** START **

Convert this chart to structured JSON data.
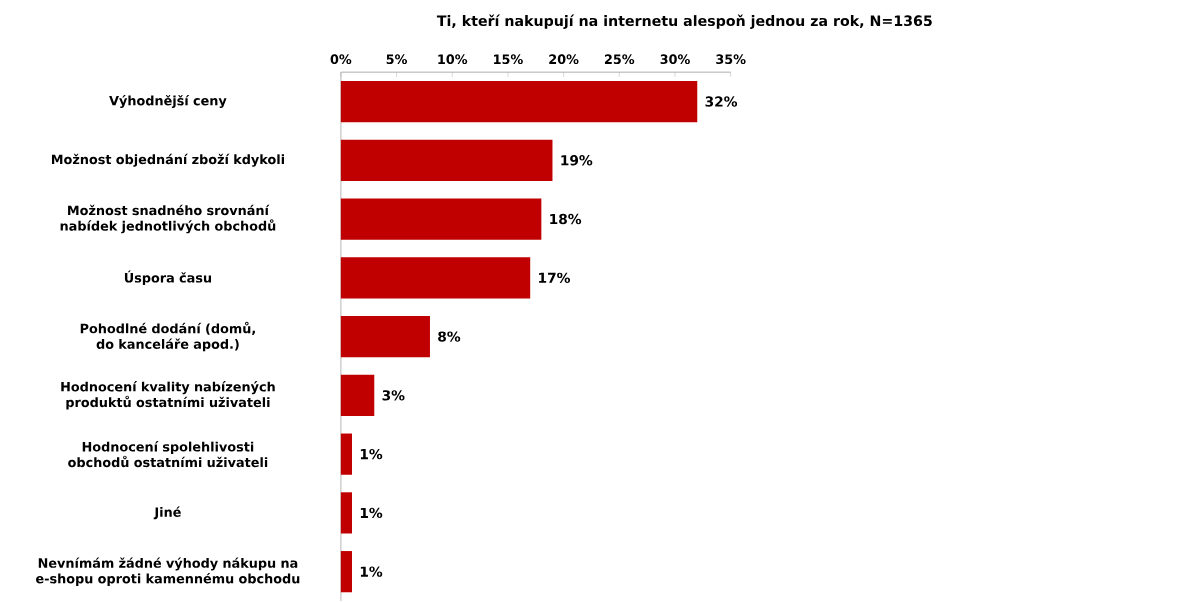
{
  "chart_data": {
    "type": "bar",
    "orientation": "horizontal",
    "title": "Ti, kteří nakupují na internetu alespoň jednou za rok, N=1365",
    "categories": [
      "Výhodnější ceny",
      "Možnost objednání zboží kdykoli",
      "Možnost snadného srovnání nabídek jednotlivých obchodů",
      "Úspora času",
      "Pohodlné dodání (domů, do kanceláře apod.)",
      "Hodnocení kvality nabízených produktů ostatními uživateli",
      "Hodnocení spolehlivosti obchodů ostatními uživateli",
      "Jiné",
      "Nevnímám žádné výhody nákupu na e-shopu oproti kamennému obchodu"
    ],
    "values": [
      32,
      19,
      18,
      17,
      8,
      3,
      1,
      1,
      1
    ],
    "value_labels": [
      "32%",
      "19%",
      "18%",
      "17%",
      "8%",
      "3%",
      "1%",
      "1%",
      "1%"
    ],
    "color": "#c00000",
    "xlim": [
      0,
      35
    ],
    "xticks": [
      {
        "value": 0,
        "label": "0%"
      },
      {
        "value": 5,
        "label": "5%"
      },
      {
        "value": 10,
        "label": "10%"
      },
      {
        "value": 15,
        "label": "15%"
      },
      {
        "value": 20,
        "label": "20%"
      },
      {
        "value": 25,
        "label": "25%"
      },
      {
        "value": 30,
        "label": "30%"
      },
      {
        "value": 35,
        "label": "35%"
      }
    ],
    "grid": false
  }
}
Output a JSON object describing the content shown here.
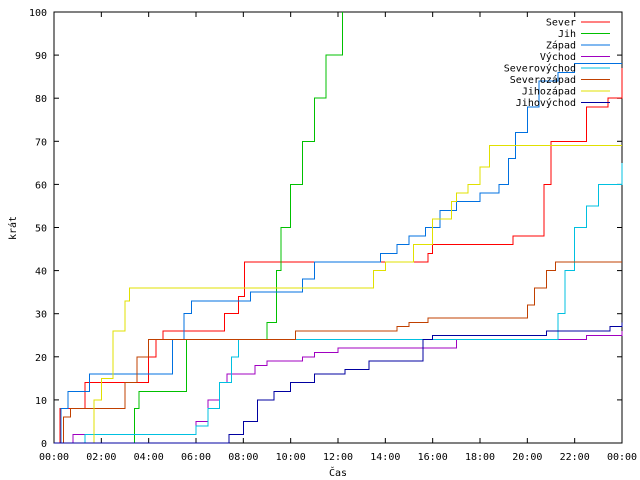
{
  "chart_data": {
    "type": "line",
    "title": "",
    "xlabel": "Čas",
    "ylabel": "krát",
    "xlim": [
      0,
      24
    ],
    "ylim": [
      0,
      100
    ],
    "x_ticks": [
      0,
      2,
      4,
      6,
      8,
      10,
      12,
      14,
      16,
      18,
      20,
      22,
      24
    ],
    "x_tick_labels": [
      "00:00",
      "02:00",
      "04:00",
      "06:00",
      "08:00",
      "10:00",
      "12:00",
      "14:00",
      "16:00",
      "18:00",
      "20:00",
      "22:00",
      "00:00"
    ],
    "y_ticks": [
      0,
      10,
      20,
      30,
      40,
      50,
      60,
      70,
      80,
      90,
      100
    ],
    "y_tick_labels": [
      "0",
      "10",
      "20",
      "30",
      "40",
      "50",
      "60",
      "70",
      "80",
      "90",
      "100"
    ],
    "grid": false,
    "legend_position": "top-right",
    "series": [
      {
        "name": "Sever",
        "color": "#ff0000",
        "points": [
          [
            0,
            0
          ],
          [
            0.25,
            8
          ],
          [
            1.0,
            8
          ],
          [
            1.3,
            14
          ],
          [
            3.8,
            14
          ],
          [
            4.0,
            20
          ],
          [
            4.3,
            24
          ],
          [
            4.6,
            26
          ],
          [
            6.8,
            26
          ],
          [
            7.2,
            30
          ],
          [
            7.8,
            34
          ],
          [
            8.05,
            42
          ],
          [
            15.8,
            44
          ],
          [
            16.0,
            46
          ],
          [
            19.3,
            46
          ],
          [
            19.4,
            48
          ],
          [
            20.5,
            48
          ],
          [
            20.7,
            60
          ],
          [
            21.0,
            70
          ],
          [
            22.5,
            78
          ],
          [
            23.4,
            80
          ],
          [
            24.0,
            87
          ]
        ]
      },
      {
        "name": "Jih",
        "color": "#00c000",
        "points": [
          [
            0,
            0
          ],
          [
            3.2,
            0
          ],
          [
            3.4,
            8
          ],
          [
            3.6,
            12
          ],
          [
            5.5,
            12
          ],
          [
            5.6,
            24
          ],
          [
            8.8,
            24
          ],
          [
            9.0,
            28
          ],
          [
            9.4,
            40
          ],
          [
            9.6,
            50
          ],
          [
            10.0,
            60
          ],
          [
            10.5,
            70
          ],
          [
            11.0,
            80
          ],
          [
            11.5,
            90
          ],
          [
            12.2,
            100
          ]
        ]
      },
      {
        "name": "Západ",
        "color": "#0070e0",
        "points": [
          [
            0,
            0
          ],
          [
            0.3,
            8
          ],
          [
            0.6,
            12
          ],
          [
            1.3,
            12
          ],
          [
            1.5,
            16
          ],
          [
            4.8,
            16
          ],
          [
            5.0,
            24
          ],
          [
            5.5,
            30
          ],
          [
            5.8,
            33
          ],
          [
            8.0,
            33
          ],
          [
            8.3,
            35
          ],
          [
            9.0,
            35
          ],
          [
            10.2,
            35
          ],
          [
            10.5,
            38
          ],
          [
            11.0,
            42
          ],
          [
            13.5,
            42
          ],
          [
            13.8,
            44
          ],
          [
            14.3,
            44
          ],
          [
            14.5,
            46
          ],
          [
            15.0,
            48
          ],
          [
            15.7,
            50
          ],
          [
            16.3,
            54
          ],
          [
            17.0,
            56
          ],
          [
            18.0,
            58
          ],
          [
            18.8,
            60
          ],
          [
            19.2,
            66
          ],
          [
            19.5,
            72
          ],
          [
            20.0,
            78
          ],
          [
            20.5,
            84
          ],
          [
            21.3,
            86
          ],
          [
            22.0,
            88
          ],
          [
            24.0,
            88
          ]
        ]
      },
      {
        "name": "Východ",
        "color": "#a000c0",
        "points": [
          [
            0,
            0
          ],
          [
            0.7,
            0
          ],
          [
            0.8,
            2
          ],
          [
            5.8,
            2
          ],
          [
            6.0,
            5
          ],
          [
            6.5,
            10
          ],
          [
            7.0,
            14
          ],
          [
            7.3,
            16
          ],
          [
            8.5,
            18
          ],
          [
            9.0,
            19
          ],
          [
            10.5,
            20
          ],
          [
            11.0,
            21
          ],
          [
            12.0,
            22
          ],
          [
            16.5,
            22
          ],
          [
            17.0,
            24
          ],
          [
            22.0,
            24
          ],
          [
            22.5,
            25
          ],
          [
            24.0,
            26
          ]
        ]
      },
      {
        "name": "Severovýchod",
        "color": "#00c0e0",
        "points": [
          [
            0,
            0
          ],
          [
            1.2,
            0
          ],
          [
            1.3,
            2
          ],
          [
            5.8,
            2
          ],
          [
            6.0,
            4
          ],
          [
            6.5,
            8
          ],
          [
            7.0,
            14
          ],
          [
            7.5,
            20
          ],
          [
            7.8,
            24
          ],
          [
            20.0,
            24
          ],
          [
            21.0,
            24
          ],
          [
            21.3,
            30
          ],
          [
            21.6,
            40
          ],
          [
            22.0,
            50
          ],
          [
            22.5,
            55
          ],
          [
            23.0,
            60
          ],
          [
            24.0,
            65
          ]
        ]
      },
      {
        "name": "Severozápad",
        "color": "#c04000",
        "points": [
          [
            0,
            0
          ],
          [
            0.4,
            6
          ],
          [
            0.7,
            8
          ],
          [
            2.8,
            8
          ],
          [
            3.0,
            14
          ],
          [
            3.5,
            20
          ],
          [
            4.0,
            24
          ],
          [
            10.0,
            24
          ],
          [
            10.2,
            26
          ],
          [
            14.5,
            27
          ],
          [
            15.0,
            28
          ],
          [
            15.8,
            29
          ],
          [
            19.5,
            29
          ],
          [
            20.0,
            32
          ],
          [
            20.3,
            36
          ],
          [
            20.8,
            40
          ],
          [
            21.2,
            42
          ],
          [
            24.0,
            42
          ]
        ]
      },
      {
        "name": "Jihozápad",
        "color": "#e0e000",
        "points": [
          [
            0,
            0
          ],
          [
            1.5,
            0
          ],
          [
            1.7,
            10
          ],
          [
            2.0,
            15
          ],
          [
            2.5,
            26
          ],
          [
            3.0,
            33
          ],
          [
            3.2,
            36
          ],
          [
            13.2,
            36
          ],
          [
            13.5,
            40
          ],
          [
            14.0,
            42
          ],
          [
            15.2,
            46
          ],
          [
            16.0,
            52
          ],
          [
            16.8,
            56
          ],
          [
            17.0,
            58
          ],
          [
            17.5,
            60
          ],
          [
            18.0,
            64
          ],
          [
            18.4,
            69
          ],
          [
            24.0,
            69
          ]
        ]
      },
      {
        "name": "Jihovýchod",
        "color": "#0000a0",
        "points": [
          [
            0,
            0
          ],
          [
            7.3,
            0
          ],
          [
            7.4,
            2
          ],
          [
            8.0,
            5
          ],
          [
            8.6,
            10
          ],
          [
            9.3,
            12
          ],
          [
            10.0,
            14
          ],
          [
            11.0,
            16
          ],
          [
            12.3,
            17
          ],
          [
            13.3,
            19
          ],
          [
            15.5,
            19
          ],
          [
            15.6,
            24
          ],
          [
            16.0,
            25
          ],
          [
            20.5,
            25
          ],
          [
            20.8,
            26
          ],
          [
            23.5,
            27
          ],
          [
            24.0,
            28
          ]
        ]
      }
    ]
  }
}
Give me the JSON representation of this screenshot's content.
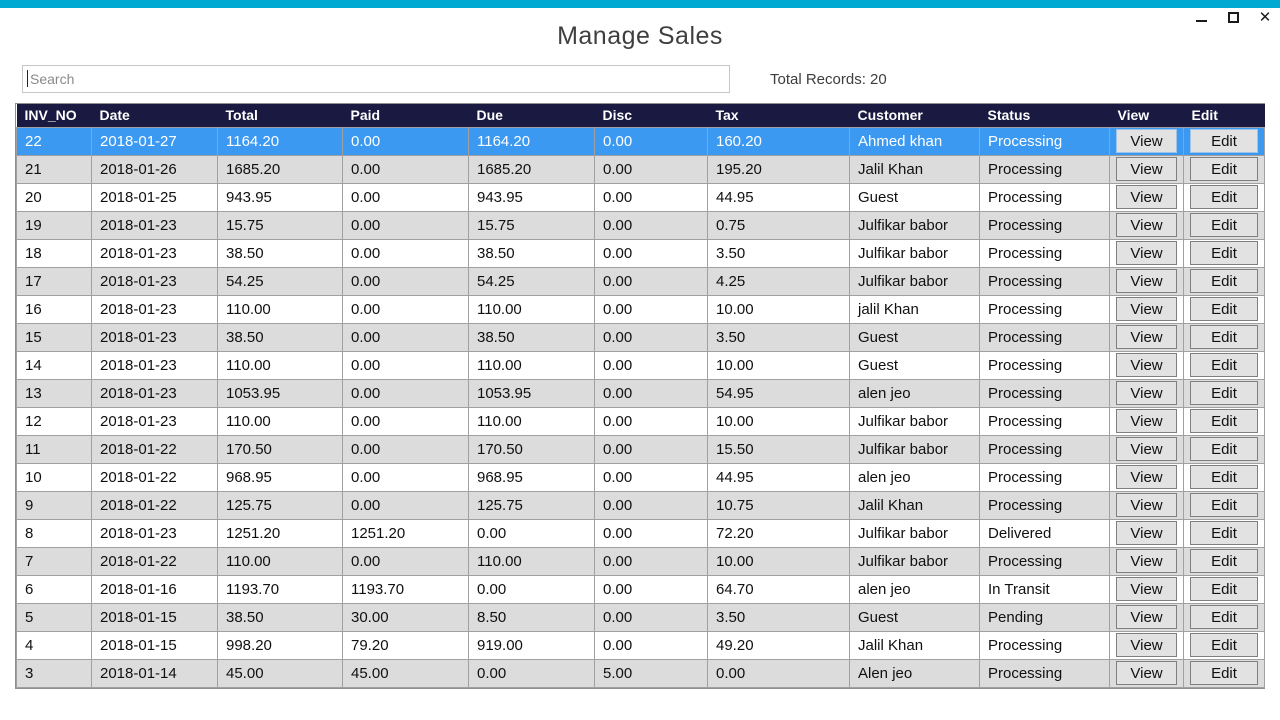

** END **

Written problem: Scan the entries above for the word "color" and collect each line holding it.

Worked answer:
    "color": "#c00000",
        "color": "#ff0000",
        "color": "#00c000",
        "color": "#0070e0",
        "color": "#a000c0",
        "color": "#00c0e0",
        "color": "#c04000",
        "color": "#e0e000",
        "color": "#0000a0",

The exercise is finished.